## The task
Check each line of the listing below for the string "friction", and copy the ones that have it.

** start **

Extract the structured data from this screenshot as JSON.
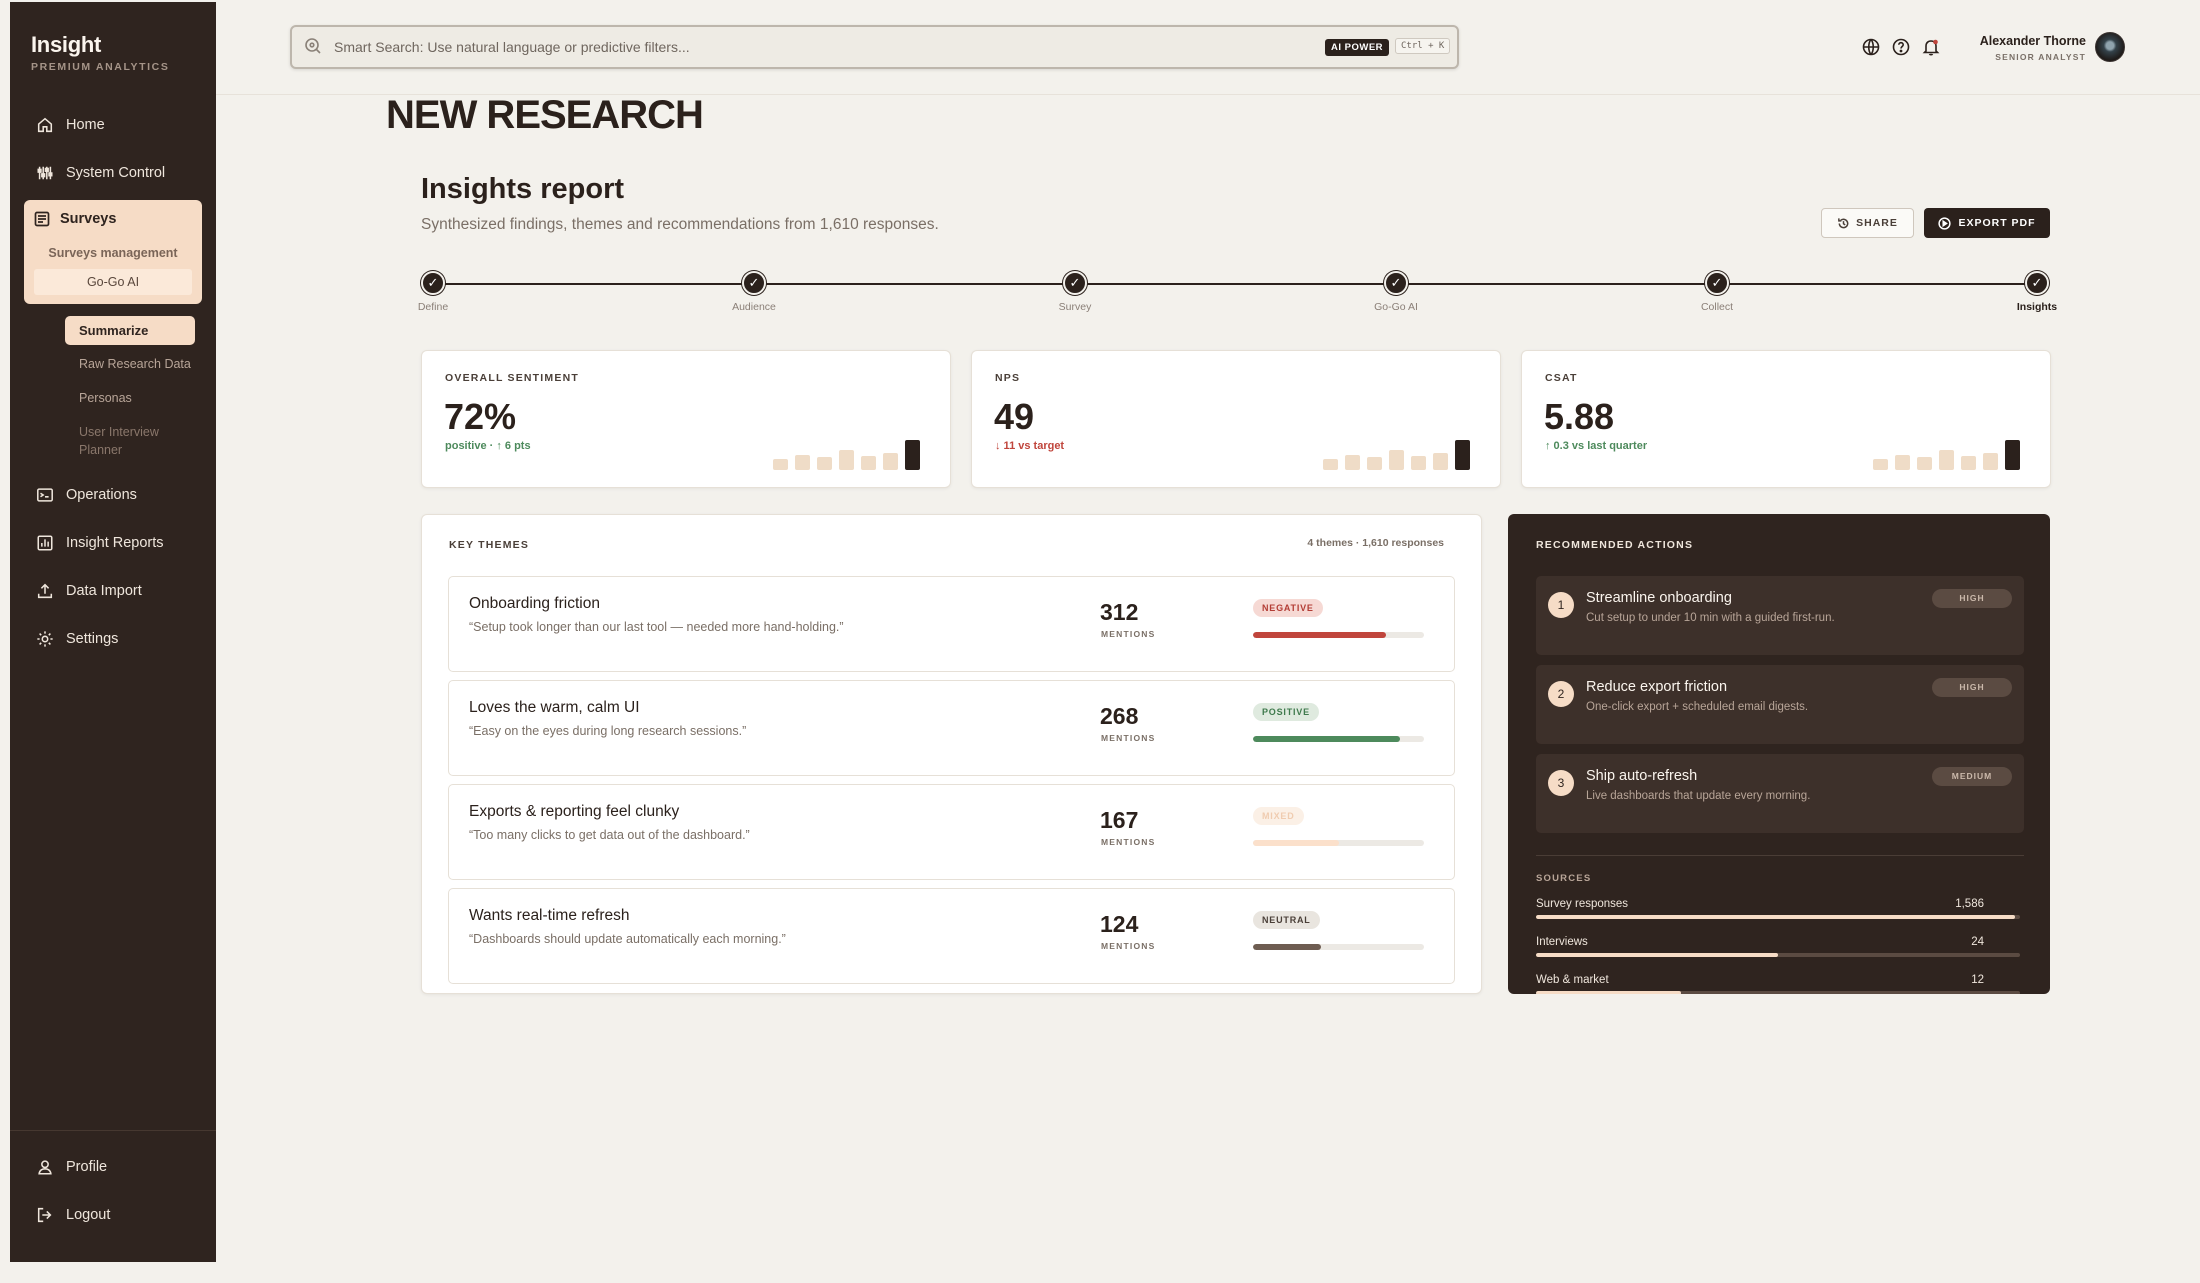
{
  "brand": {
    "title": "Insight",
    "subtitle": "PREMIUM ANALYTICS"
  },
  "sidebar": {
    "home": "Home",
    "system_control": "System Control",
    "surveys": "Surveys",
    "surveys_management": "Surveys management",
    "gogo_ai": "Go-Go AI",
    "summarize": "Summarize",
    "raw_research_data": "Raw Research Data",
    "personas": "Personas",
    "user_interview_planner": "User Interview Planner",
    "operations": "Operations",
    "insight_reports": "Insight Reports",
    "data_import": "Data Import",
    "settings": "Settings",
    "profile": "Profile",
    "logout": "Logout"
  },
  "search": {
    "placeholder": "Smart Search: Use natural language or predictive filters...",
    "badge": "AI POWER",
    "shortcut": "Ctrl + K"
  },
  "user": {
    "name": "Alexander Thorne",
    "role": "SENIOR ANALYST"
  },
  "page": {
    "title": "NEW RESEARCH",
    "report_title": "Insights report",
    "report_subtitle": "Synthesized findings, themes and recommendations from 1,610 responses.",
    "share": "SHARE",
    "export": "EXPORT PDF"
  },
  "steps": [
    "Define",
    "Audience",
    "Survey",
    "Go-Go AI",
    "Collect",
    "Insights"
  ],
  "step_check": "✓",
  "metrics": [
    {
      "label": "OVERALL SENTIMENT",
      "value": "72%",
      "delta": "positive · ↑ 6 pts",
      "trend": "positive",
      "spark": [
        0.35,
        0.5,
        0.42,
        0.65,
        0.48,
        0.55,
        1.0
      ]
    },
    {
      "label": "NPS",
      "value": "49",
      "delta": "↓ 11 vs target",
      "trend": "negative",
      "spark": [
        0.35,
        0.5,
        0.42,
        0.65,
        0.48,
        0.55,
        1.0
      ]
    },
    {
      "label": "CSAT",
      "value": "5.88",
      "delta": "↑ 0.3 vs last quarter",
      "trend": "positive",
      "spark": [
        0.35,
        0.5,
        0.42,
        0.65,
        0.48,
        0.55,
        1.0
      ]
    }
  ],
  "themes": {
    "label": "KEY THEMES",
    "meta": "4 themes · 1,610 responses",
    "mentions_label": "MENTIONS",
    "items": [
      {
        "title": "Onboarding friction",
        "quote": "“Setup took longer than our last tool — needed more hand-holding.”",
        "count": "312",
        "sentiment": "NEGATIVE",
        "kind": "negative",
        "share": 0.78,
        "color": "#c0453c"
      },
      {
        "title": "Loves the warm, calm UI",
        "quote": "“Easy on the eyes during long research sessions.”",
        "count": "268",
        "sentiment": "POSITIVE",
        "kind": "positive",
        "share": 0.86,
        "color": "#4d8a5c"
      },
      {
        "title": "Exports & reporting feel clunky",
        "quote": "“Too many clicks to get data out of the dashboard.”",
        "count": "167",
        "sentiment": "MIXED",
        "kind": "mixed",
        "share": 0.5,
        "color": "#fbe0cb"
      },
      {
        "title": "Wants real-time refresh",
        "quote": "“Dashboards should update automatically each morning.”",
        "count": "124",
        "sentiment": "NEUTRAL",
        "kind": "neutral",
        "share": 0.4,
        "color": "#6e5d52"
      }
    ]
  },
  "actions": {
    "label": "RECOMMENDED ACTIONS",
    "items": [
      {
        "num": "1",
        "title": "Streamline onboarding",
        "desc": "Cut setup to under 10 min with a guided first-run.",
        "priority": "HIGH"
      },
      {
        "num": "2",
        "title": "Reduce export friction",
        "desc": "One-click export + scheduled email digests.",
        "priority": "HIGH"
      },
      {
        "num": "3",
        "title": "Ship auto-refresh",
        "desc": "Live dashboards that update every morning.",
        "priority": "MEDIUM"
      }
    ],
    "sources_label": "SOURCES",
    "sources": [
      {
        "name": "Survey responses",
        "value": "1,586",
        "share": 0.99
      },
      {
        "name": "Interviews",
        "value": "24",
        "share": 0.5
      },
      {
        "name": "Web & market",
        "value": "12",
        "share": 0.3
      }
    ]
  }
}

** end **
** start **

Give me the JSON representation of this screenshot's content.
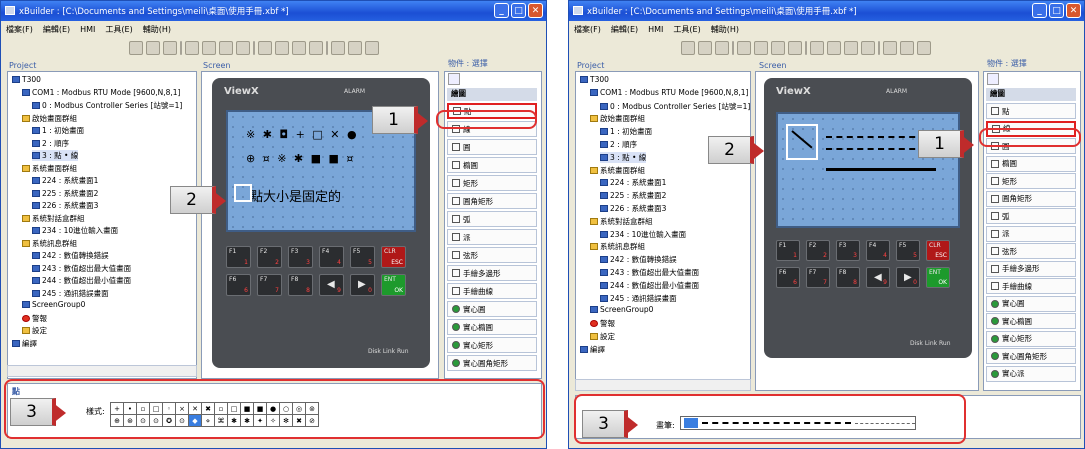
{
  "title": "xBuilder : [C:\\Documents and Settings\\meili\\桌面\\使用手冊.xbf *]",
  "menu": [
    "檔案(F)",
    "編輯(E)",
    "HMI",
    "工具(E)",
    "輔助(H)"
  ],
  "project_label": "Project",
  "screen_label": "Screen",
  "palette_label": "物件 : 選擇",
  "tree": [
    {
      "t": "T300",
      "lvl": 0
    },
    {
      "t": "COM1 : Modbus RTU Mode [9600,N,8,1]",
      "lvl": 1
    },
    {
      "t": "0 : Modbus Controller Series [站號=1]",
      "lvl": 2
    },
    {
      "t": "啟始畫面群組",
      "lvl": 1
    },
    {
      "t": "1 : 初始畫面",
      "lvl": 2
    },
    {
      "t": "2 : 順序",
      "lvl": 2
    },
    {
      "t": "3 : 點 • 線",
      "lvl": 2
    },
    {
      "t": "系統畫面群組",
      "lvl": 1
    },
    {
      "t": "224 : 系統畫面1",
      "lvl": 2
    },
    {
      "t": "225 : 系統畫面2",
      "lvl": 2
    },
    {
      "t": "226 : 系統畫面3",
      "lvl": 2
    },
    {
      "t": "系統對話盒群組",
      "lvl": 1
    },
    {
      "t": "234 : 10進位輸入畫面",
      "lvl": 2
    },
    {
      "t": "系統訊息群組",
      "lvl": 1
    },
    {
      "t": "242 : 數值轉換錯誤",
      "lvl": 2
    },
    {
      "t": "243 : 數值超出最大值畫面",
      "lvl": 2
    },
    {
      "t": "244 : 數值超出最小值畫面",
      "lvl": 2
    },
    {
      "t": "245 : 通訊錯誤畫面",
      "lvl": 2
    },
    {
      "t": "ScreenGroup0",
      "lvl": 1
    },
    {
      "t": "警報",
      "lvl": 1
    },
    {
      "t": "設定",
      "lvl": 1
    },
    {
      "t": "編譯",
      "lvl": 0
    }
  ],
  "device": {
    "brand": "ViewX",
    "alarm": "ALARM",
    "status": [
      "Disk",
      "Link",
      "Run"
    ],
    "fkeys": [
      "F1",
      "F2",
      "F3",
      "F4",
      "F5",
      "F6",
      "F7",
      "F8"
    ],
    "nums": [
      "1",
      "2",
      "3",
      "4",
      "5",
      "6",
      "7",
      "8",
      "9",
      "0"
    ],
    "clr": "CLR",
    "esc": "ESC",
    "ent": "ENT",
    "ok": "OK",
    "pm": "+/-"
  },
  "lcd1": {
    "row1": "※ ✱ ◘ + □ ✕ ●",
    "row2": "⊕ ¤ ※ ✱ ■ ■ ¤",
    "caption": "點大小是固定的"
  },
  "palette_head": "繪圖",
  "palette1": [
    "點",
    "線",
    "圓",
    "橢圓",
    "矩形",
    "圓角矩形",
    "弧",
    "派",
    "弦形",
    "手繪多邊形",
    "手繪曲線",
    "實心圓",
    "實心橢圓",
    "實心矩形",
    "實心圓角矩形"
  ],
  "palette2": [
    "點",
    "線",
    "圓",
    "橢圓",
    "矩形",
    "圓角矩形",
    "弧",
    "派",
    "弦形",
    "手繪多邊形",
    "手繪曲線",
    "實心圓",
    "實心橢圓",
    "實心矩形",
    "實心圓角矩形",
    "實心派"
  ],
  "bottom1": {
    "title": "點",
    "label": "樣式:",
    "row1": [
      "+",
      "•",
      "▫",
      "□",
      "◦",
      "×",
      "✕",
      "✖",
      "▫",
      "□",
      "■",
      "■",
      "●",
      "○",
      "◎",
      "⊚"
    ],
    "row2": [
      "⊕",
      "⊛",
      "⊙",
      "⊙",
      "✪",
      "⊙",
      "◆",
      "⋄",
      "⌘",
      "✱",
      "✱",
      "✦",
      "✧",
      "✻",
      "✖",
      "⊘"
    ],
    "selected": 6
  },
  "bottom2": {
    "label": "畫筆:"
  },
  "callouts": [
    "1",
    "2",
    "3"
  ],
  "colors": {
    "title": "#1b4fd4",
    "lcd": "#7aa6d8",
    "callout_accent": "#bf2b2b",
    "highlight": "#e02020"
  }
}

** end **

## Output of the task
        "title": "Onboarding friction",
        "title": "Reduce export friction",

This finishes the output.